▶ Problem details
Among the entries, which lines carry the string "subtitle"? Copy each of them.

* Begin Data provided *

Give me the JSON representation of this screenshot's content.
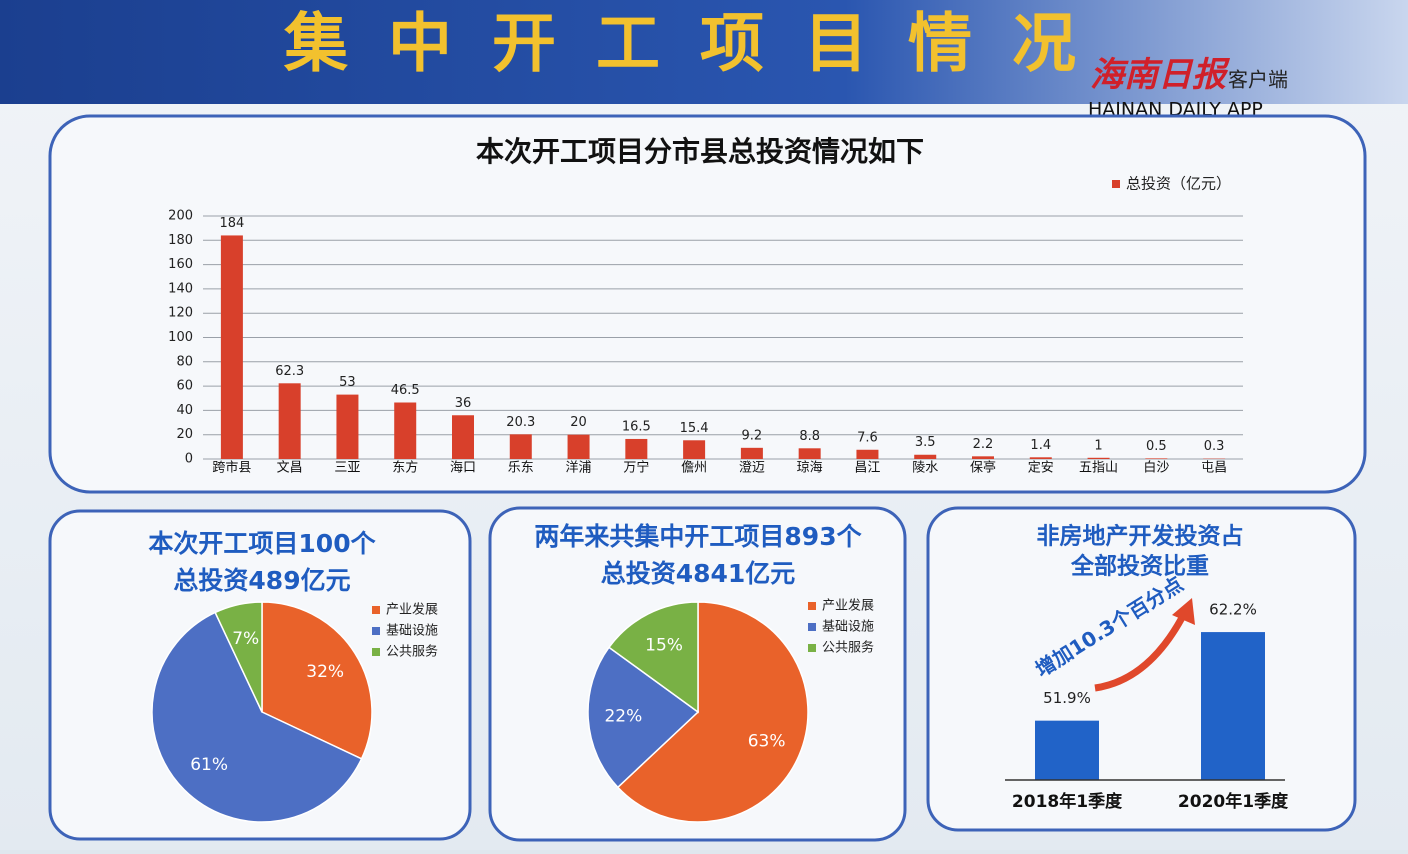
{
  "header": {
    "title": "集中开工项目情况",
    "brand": "海南日报",
    "brand_suffix": "客户端",
    "brand_en": "HAINAN DAILY APP"
  },
  "chart_data": [
    {
      "type": "bar",
      "title": "本次开工项目分市县总投资情况如下",
      "categories": [
        "跨市县",
        "文昌",
        "三亚",
        "东方",
        "海口",
        "乐东",
        "洋浦",
        "万宁",
        "儋州",
        "澄迈",
        "琼海",
        "昌江",
        "陵水",
        "保亭",
        "定安",
        "五指山",
        "白沙",
        "屯昌"
      ],
      "series": [
        {
          "name": "总投资（亿元）",
          "color": "#d8402b",
          "values": [
            184,
            62.3,
            53,
            46.5,
            36,
            20.3,
            20,
            16.5,
            15.4,
            9.2,
            8.8,
            7.6,
            3.5,
            2.2,
            1.4,
            1,
            0.5,
            0.3
          ]
        }
      ],
      "ylim": [
        0,
        200
      ],
      "yticks": [
        0,
        20,
        40,
        60,
        80,
        100,
        120,
        140,
        160,
        180,
        200
      ],
      "grid": true,
      "legend": "top-right"
    },
    {
      "type": "pie",
      "title": "本次开工项目100个",
      "subtitle": "总投资489亿元",
      "categories": [
        "产业发展",
        "基础设施",
        "公共服务"
      ],
      "colors": [
        "#e9622a",
        "#4d6fc4",
        "#79b145"
      ],
      "values": [
        32,
        61,
        7
      ],
      "value_labels": [
        "32%",
        "61%",
        "7%"
      ]
    },
    {
      "type": "pie",
      "title": "两年来共集中开工项目893个",
      "subtitle": "总投资4841亿元",
      "categories": [
        "产业发展",
        "基础设施",
        "公共服务"
      ],
      "colors": [
        "#e9622a",
        "#4d6fc4",
        "#79b145"
      ],
      "values": [
        63,
        22,
        15
      ],
      "value_labels": [
        "63%",
        "22%",
        "15%"
      ]
    },
    {
      "type": "column",
      "title": "非房地产开发投资占",
      "subtitle": "全部投资比重",
      "categories": [
        "2018年1季度",
        "2020年1季度"
      ],
      "values": [
        51.9,
        62.2
      ],
      "value_labels": [
        "51.9%",
        "62.2%"
      ],
      "color": "#2163c8",
      "ylim": [
        45,
        65
      ],
      "annotation": "增加10.3个百分点"
    }
  ]
}
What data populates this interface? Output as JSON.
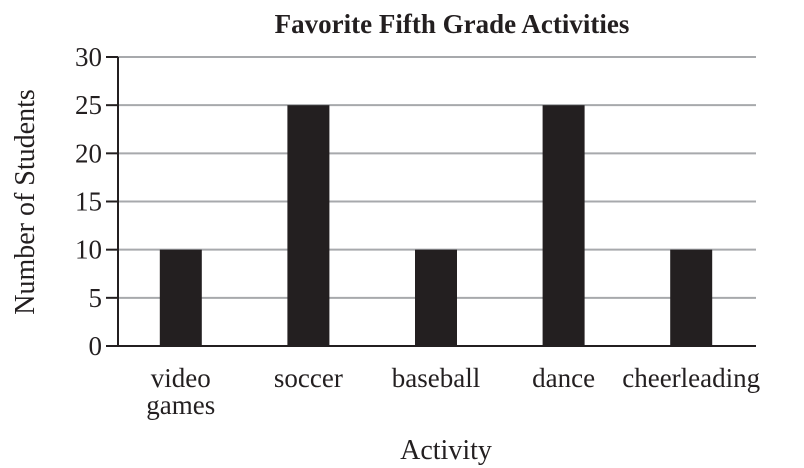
{
  "chart_data": {
    "type": "bar",
    "title": "Favorite Fifth Grade Activities",
    "xlabel": "Activity",
    "ylabel": "Number of Students",
    "categories": [
      [
        "video",
        "games"
      ],
      [
        "soccer"
      ],
      [
        "baseball"
      ],
      [
        "dance"
      ],
      [
        "cheerleading"
      ]
    ],
    "values": [
      10,
      25,
      10,
      25,
      10
    ],
    "ylim": [
      0,
      30
    ],
    "yticks": [
      0,
      5,
      10,
      15,
      20,
      25,
      30
    ],
    "grid": true,
    "bar_color": "#231f20",
    "grid_color": "#a7a9ac",
    "axis_color": "#231f20"
  }
}
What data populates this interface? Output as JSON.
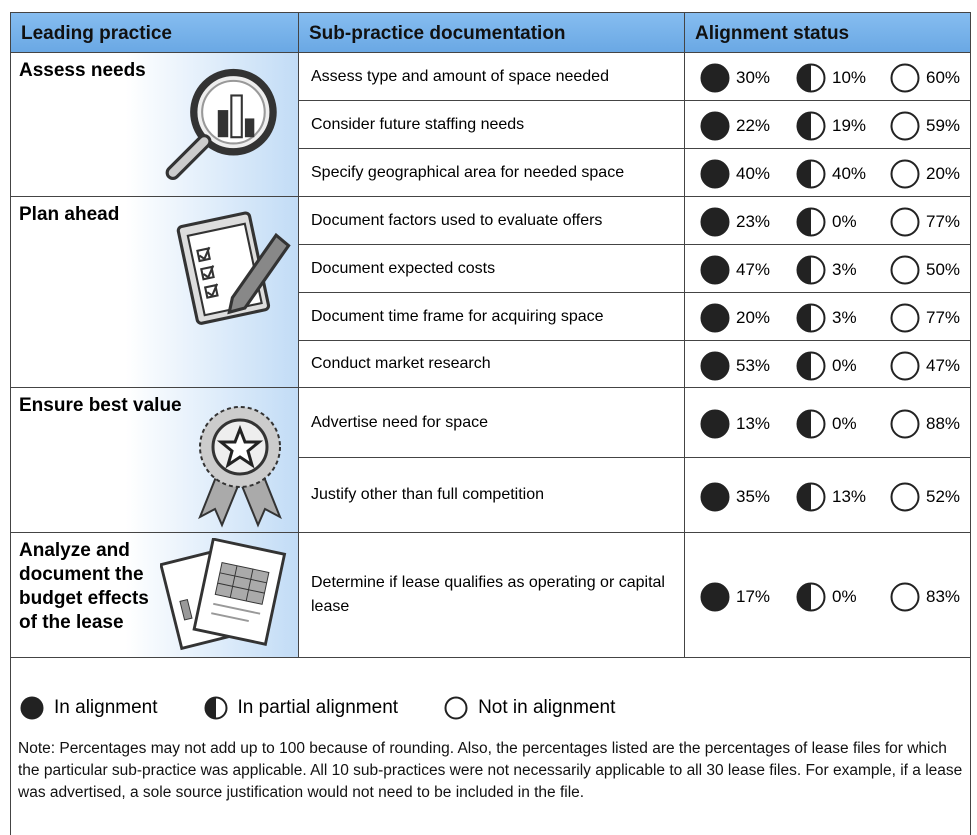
{
  "header": [
    "Leading practice",
    "Sub-practice documentation",
    "Alignment status"
  ],
  "groups": [
    {
      "practice": "Assess needs",
      "rows": [
        {
          "sub": "Assess type and amount of space needed",
          "status": [
            "30%",
            "10%",
            "60%"
          ]
        },
        {
          "sub": "Consider future staffing needs",
          "status": [
            "22%",
            "19%",
            "59%"
          ]
        },
        {
          "sub": "Specify geographical area for needed space",
          "status": [
            "40%",
            "40%",
            "20%"
          ]
        }
      ]
    },
    {
      "practice": "Plan ahead",
      "rows": [
        {
          "sub": "Document factors used to evaluate offers",
          "status": [
            "23%",
            "0%",
            "77%"
          ]
        },
        {
          "sub": "Document expected costs",
          "status": [
            "47%",
            "3%",
            "50%"
          ]
        },
        {
          "sub": "Document time frame for acquiring space",
          "status": [
            "20%",
            "3%",
            "77%"
          ]
        },
        {
          "sub": "Conduct market research",
          "status": [
            "53%",
            "0%",
            "47%"
          ]
        }
      ]
    },
    {
      "practice": "Ensure best value",
      "rows": [
        {
          "sub": "Advertise need for space",
          "status": [
            "13%",
            "0%",
            "88%"
          ]
        },
        {
          "sub": "Justify other than full competition",
          "status": [
            "35%",
            "13%",
            "52%"
          ]
        }
      ]
    },
    {
      "practice": "Analyze and document the budget effects of the lease",
      "rows": [
        {
          "sub": "Determine if lease qualifies as operating or capital lease",
          "status": [
            "17%",
            "0%",
            "83%"
          ]
        }
      ]
    }
  ],
  "legend": [
    "In alignment",
    "In partial alignment",
    "Not in alignment"
  ],
  "note": "Note: Percentages may not add up to 100 because of rounding. Also, the percentages listed are the percentages of lease files for which the particular sub-practice was applicable. All 10 sub-practices were not necessarily applicable to all 30 lease files. For example, if a lease was advertised, a sole source justification would not need to be included in the file."
}
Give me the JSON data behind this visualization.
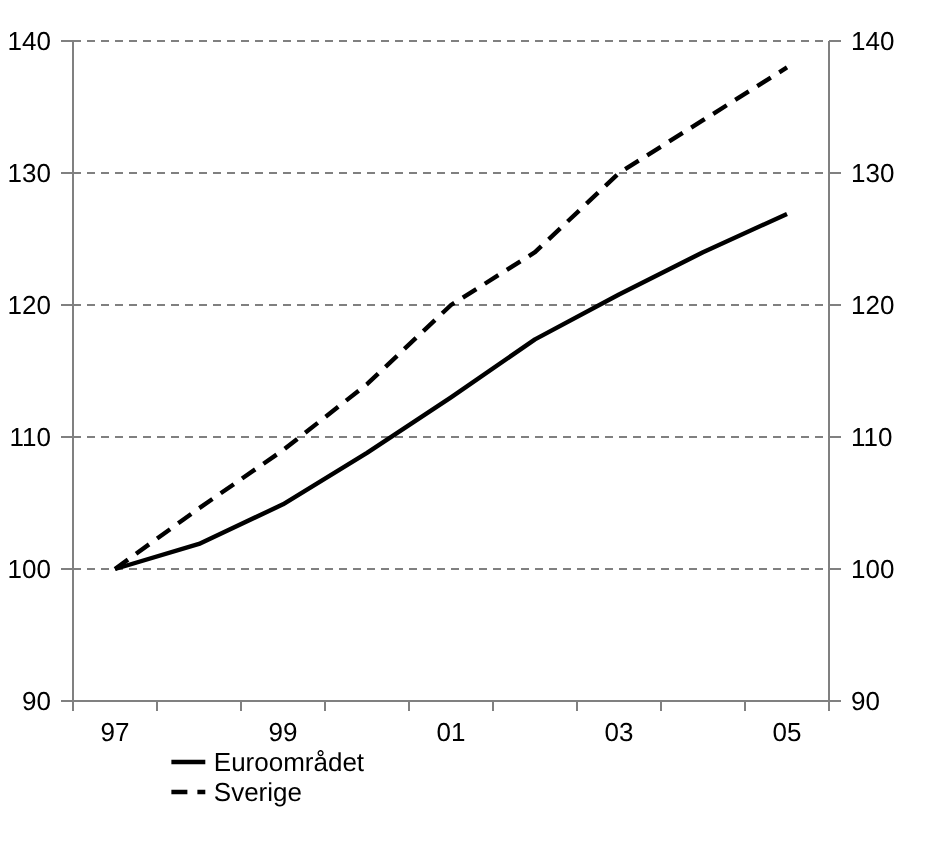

* End Data provided *

▶ Solution for this problem
      "subtitle": "总投资489亿元",
      "subtitle": "总投资4841亿元",
      "subtitle": "全部投资比重",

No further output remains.